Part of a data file

● ● ●

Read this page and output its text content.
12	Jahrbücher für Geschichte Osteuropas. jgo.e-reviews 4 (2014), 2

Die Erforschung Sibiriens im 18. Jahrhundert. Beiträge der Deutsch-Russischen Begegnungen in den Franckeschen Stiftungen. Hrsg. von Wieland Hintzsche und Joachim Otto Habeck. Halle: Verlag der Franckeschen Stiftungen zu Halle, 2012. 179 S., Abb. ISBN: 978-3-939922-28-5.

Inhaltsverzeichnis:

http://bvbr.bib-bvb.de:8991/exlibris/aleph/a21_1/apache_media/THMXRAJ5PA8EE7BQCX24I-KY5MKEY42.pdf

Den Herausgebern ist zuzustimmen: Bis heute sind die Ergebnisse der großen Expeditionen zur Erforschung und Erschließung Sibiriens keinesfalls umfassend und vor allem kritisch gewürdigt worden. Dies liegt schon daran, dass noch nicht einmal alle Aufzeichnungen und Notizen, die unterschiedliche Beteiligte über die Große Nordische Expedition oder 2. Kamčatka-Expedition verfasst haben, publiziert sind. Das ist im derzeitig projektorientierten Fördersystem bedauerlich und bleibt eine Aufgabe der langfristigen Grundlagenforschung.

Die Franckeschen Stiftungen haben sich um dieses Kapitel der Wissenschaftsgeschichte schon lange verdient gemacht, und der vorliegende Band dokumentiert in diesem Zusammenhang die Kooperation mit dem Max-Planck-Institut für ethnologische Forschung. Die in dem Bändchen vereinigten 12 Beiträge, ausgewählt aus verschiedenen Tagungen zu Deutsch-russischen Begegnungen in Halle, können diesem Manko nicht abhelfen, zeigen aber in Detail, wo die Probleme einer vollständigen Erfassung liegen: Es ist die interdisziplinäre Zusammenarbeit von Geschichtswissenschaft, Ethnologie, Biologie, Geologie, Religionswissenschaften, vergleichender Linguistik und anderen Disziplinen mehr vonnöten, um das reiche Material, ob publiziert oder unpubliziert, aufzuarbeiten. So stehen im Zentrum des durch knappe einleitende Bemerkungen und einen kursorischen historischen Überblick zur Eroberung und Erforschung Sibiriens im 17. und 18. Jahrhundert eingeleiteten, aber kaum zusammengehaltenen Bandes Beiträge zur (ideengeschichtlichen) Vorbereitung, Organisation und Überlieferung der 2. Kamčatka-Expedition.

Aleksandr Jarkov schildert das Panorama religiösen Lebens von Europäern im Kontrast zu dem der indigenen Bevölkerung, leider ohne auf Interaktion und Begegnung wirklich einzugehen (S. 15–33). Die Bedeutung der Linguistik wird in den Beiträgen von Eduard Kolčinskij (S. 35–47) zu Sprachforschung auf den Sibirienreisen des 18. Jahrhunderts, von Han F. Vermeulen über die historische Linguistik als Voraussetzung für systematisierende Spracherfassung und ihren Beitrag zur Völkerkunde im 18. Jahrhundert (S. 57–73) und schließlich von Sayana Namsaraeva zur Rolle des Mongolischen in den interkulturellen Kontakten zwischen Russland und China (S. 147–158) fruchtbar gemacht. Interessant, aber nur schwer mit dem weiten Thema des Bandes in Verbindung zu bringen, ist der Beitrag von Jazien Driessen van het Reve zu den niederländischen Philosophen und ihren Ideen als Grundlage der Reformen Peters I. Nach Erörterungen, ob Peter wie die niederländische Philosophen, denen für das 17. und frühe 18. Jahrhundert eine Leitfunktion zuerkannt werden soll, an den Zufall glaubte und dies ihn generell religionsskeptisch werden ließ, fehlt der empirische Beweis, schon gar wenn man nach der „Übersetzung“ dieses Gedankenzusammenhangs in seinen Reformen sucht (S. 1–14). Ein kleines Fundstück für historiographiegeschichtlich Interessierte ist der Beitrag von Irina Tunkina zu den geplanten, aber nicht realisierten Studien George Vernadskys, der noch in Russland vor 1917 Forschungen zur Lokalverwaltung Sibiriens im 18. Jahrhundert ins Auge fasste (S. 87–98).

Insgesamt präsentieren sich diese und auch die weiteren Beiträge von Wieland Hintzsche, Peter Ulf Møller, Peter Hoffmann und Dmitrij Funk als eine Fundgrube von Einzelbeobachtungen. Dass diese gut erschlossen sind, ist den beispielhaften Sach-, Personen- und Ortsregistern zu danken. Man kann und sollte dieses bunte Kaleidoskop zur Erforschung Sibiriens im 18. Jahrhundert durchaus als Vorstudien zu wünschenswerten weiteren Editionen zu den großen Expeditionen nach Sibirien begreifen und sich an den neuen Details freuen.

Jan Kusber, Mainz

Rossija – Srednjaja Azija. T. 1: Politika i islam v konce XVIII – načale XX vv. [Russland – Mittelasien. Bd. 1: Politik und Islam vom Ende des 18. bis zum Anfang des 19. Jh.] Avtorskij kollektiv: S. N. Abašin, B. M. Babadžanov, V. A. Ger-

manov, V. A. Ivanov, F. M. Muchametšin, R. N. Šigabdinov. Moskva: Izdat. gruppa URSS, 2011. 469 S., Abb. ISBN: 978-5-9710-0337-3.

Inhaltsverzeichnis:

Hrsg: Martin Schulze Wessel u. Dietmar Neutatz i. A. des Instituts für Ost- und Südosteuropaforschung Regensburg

● ● ●

■ Short problem
Print the material once more, exactly.

■ Exercise response
Read this page and output its text content.
12	Jahrbücher für Geschichte Osteuropas. jgo.e-reviews 4 (2014), 2

Die Erforschung Sibiriens im 18. Jahrhundert. Beiträge der Deutsch-Russischen Begegnungen in den Franckeschen Stiftungen. Hrsg. von Wieland Hintzsche und Joachim Otto Habeck. Halle: Verlag der Franckeschen Stiftungen zu Halle, 2012. 179 S., Abb. ISBN: 978-3-939922-28-5.

Inhaltsverzeichnis:

http://bvbr.bib-bvb.de:8991/exlibris/aleph/a21_1/apache_media/THMXRAJ5PA8EE7BQCX24I-KY5MKEY42.pdf

Den Herausgebern ist zuzustimmen: Bis heute sind die Ergebnisse der großen Expeditionen zur Erforschung und Erschließung Sibiriens keinesfalls umfassend und vor allem kritisch gewürdigt worden. Dies liegt schon daran, dass noch nicht einmal alle Aufzeichnungen und Notizen, die unterschiedliche Beteiligte über die Große Nordische Expedition oder 2. Kamčatka-Expedition verfasst haben, publiziert sind. Das ist im derzeitig projektorientierten Fördersystem bedauerlich und bleibt eine Aufgabe der langfristigen Grundlagenforschung.

Die Franckeschen Stiftungen haben sich um dieses Kapitel der Wissenschaftsgeschichte schon lange verdient gemacht, und der vorliegende Band dokumentiert in diesem Zusammenhang die Kooperation mit dem Max-Planck-Institut für ethnologische Forschung. Die in dem Bändchen vereinigten 12 Beiträge, ausgewählt aus verschiedenen Tagungen zu Deutsch-russischen Begegnungen in Halle, können diesem Manko nicht abhelfen, zeigen aber in Detail, wo die Probleme einer vollständigen Erfassung liegen: Es ist die interdisziplinäre Zusammenarbeit von Geschichtswissenschaft, Ethnologie, Biologie, Geologie, Religionswissenschaften, vergleichender Linguistik und anderen Disziplinen mehr vonnöten, um das reiche Material, ob publiziert oder unpubliziert, aufzuarbeiten. So stehen im Zentrum des durch knappe einleitende Bemerkungen und einen kursorischen historischen Überblick zur Eroberung und Erforschung Sibiriens im 17. und 18. Jahrhundert eingeleiteten, aber kaum zusammengehaltenen Bandes Beiträge zur (ideengeschichtlichen) Vorbereitung, Organisation und Überlieferung der 2. Kamčatka-Expedition.

Aleksandr Jarkov schildert das Panorama religiösen Lebens von Europäern im Kontrast zu dem der indigenen Bevölkerung, leider ohne auf Interaktion und Begegnung wirklich einzugehen (S. 15–33). Die Bedeutung der Linguistik wird in den Beiträgen von Eduard Kolčinskij (S. 35–47) zu Sprachforschung auf den Sibirienreisen des 18. Jahrhunderts, von Han F. Vermeulen über die historische Linguistik als Voraussetzung für systematisierende Spracherfassung und ihren Beitrag zur Völkerkunde im 18. Jahrhundert (S. 57–73) und schließlich von Sayana Namsaraeva zur Rolle des Mongolischen in den interkulturellen Kontakten zwischen Russland und China (S. 147–158) fruchtbar gemacht. Interessant, aber nur schwer mit dem weiten Thema des Bandes in Verbindung zu bringen, ist der Beitrag von Jazien Driessen van het Reve zu den niederländischen Philosophen und ihren Ideen als Grundlage der Reformen Peters I. Nach Erörterungen, ob Peter wie die niederländische Philosophen, denen für das 17. und frühe 18. Jahrhundert eine Leitfunktion zuerkannt werden soll, an den Zufall glaubte und dies ihn generell religionsskeptisch werden ließ, fehlt der empirische Beweis, schon gar wenn man nach der „Übersetzung“ dieses Gedankenzusammenhangs in seinen Reformen sucht (S. 1–14). Ein kleines Fundstück für historiographiegeschichtlich Interessierte ist der Beitrag von Irina Tunkina zu den geplanten, aber nicht realisierten Studien George Vernadskys, der noch in Russland vor 1917 Forschungen zur Lokalverwaltung Sibiriens im 18. Jahrhundert ins Auge fasste (S. 87–98).

Insgesamt präsentieren sich diese und auch die weiteren Beiträge von Wieland Hintzsche, Peter Ulf Møller, Peter Hoffmann und Dmitrij Funk als eine Fundgrube von Einzelbeobachtungen. Dass diese gut erschlossen sind, ist den beispielhaften Sach-, Personen- und Ortsregistern zu danken. Man kann und sollte dieses bunte Kaleidoskop zur Erforschung Sibiriens im 18. Jahrhundert durchaus als Vorstudien zu wünschenswerten weiteren Editionen zu den großen Expeditionen nach Sibirien begreifen und sich an den neuen Details freuen.

Jan Kusber, Mainz

Rossija – Srednjaja Azija. T. 1: Politika i islam v konce XVIII – načale XX vv. [Russland – Mittelasien. Bd. 1: Politik und Islam vom Ende des 18. bis zum Anfang des 19. Jh.] Avtorskij kollektiv: S. N. Abašin, B. M. Babadžanov, V. A. Ger-

manov, V. A. Ivanov, F. M. Muchametšin, R. N. Šigabdinov. Moskva: Izdat. gruppa URSS, 2011. 469 S., Abb. ISBN: 978-5-9710-0337-3.

Inhaltsverzeichnis:

Hrsg: Martin Schulze Wessel u. Dietmar Neutatz i. A. des Instituts für Ost- und Südosteuropaforschung Regensburg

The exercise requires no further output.